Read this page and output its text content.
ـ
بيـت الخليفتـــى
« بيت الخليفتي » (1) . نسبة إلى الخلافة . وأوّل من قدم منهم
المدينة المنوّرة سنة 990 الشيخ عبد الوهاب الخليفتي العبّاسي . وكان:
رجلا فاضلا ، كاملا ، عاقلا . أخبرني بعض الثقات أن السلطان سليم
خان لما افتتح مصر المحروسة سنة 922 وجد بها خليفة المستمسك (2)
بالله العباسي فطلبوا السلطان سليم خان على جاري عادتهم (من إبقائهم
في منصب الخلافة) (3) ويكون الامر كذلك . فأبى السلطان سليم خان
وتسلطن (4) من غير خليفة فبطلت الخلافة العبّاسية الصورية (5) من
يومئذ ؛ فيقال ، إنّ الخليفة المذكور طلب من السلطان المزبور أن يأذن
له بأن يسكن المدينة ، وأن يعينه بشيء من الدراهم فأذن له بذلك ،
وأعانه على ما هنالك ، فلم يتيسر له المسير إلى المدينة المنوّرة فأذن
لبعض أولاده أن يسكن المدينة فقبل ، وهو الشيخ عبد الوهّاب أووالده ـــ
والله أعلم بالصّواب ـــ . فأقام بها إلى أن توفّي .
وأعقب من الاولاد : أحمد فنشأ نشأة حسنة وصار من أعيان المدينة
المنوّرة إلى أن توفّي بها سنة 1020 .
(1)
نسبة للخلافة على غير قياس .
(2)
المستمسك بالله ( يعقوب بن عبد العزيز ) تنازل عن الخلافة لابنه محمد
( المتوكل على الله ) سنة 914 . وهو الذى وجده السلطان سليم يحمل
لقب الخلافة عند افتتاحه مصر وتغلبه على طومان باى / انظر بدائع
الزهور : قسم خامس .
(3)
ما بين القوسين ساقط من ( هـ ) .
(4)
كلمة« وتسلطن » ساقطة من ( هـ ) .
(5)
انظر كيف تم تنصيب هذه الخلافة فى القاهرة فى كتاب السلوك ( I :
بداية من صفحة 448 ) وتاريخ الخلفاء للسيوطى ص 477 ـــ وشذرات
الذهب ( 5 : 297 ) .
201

-- -- --

Retype every entry above, word for word.

» Exercise response
Read this page and output its text content.
ـ
بيـت الخليفتـــى
« بيت الخليفتي » (1) . نسبة إلى الخلافة . وأوّل من قدم منهم
المدينة المنوّرة سنة 990 الشيخ عبد الوهاب الخليفتي العبّاسي . وكان:
رجلا فاضلا ، كاملا ، عاقلا . أخبرني بعض الثقات أن السلطان سليم
خان لما افتتح مصر المحروسة سنة 922 وجد بها خليفة المستمسك (2)
بالله العباسي فطلبوا السلطان سليم خان على جاري عادتهم (من إبقائهم
في منصب الخلافة) (3) ويكون الامر كذلك . فأبى السلطان سليم خان
وتسلطن (4) من غير خليفة فبطلت الخلافة العبّاسية الصورية (5) من
يومئذ ؛ فيقال ، إنّ الخليفة المذكور طلب من السلطان المزبور أن يأذن
له بأن يسكن المدينة ، وأن يعينه بشيء من الدراهم فأذن له بذلك ،
وأعانه على ما هنالك ، فلم يتيسر له المسير إلى المدينة المنوّرة فأذن
لبعض أولاده أن يسكن المدينة فقبل ، وهو الشيخ عبد الوهّاب أووالده ـــ
والله أعلم بالصّواب ـــ . فأقام بها إلى أن توفّي .
وأعقب من الاولاد : أحمد فنشأ نشأة حسنة وصار من أعيان المدينة
المنوّرة إلى أن توفّي بها سنة 1020 .
(1)
نسبة للخلافة على غير قياس .
(2)
المستمسك بالله ( يعقوب بن عبد العزيز ) تنازل عن الخلافة لابنه محمد
( المتوكل على الله ) سنة 914 . وهو الذى وجده السلطان سليم يحمل
لقب الخلافة عند افتتاحه مصر وتغلبه على طومان باى / انظر بدائع
الزهور : قسم خامس .
(3)
ما بين القوسين ساقط من ( هـ ) .
(4)
كلمة« وتسلطن » ساقطة من ( هـ ) .
(5)
انظر كيف تم تنصيب هذه الخلافة فى القاهرة فى كتاب السلوك ( I :
بداية من صفحة 448 ) وتاريخ الخلفاء للسيوطى ص 477 ـــ وشذرات
الذهب ( 5 : 297 ) .
201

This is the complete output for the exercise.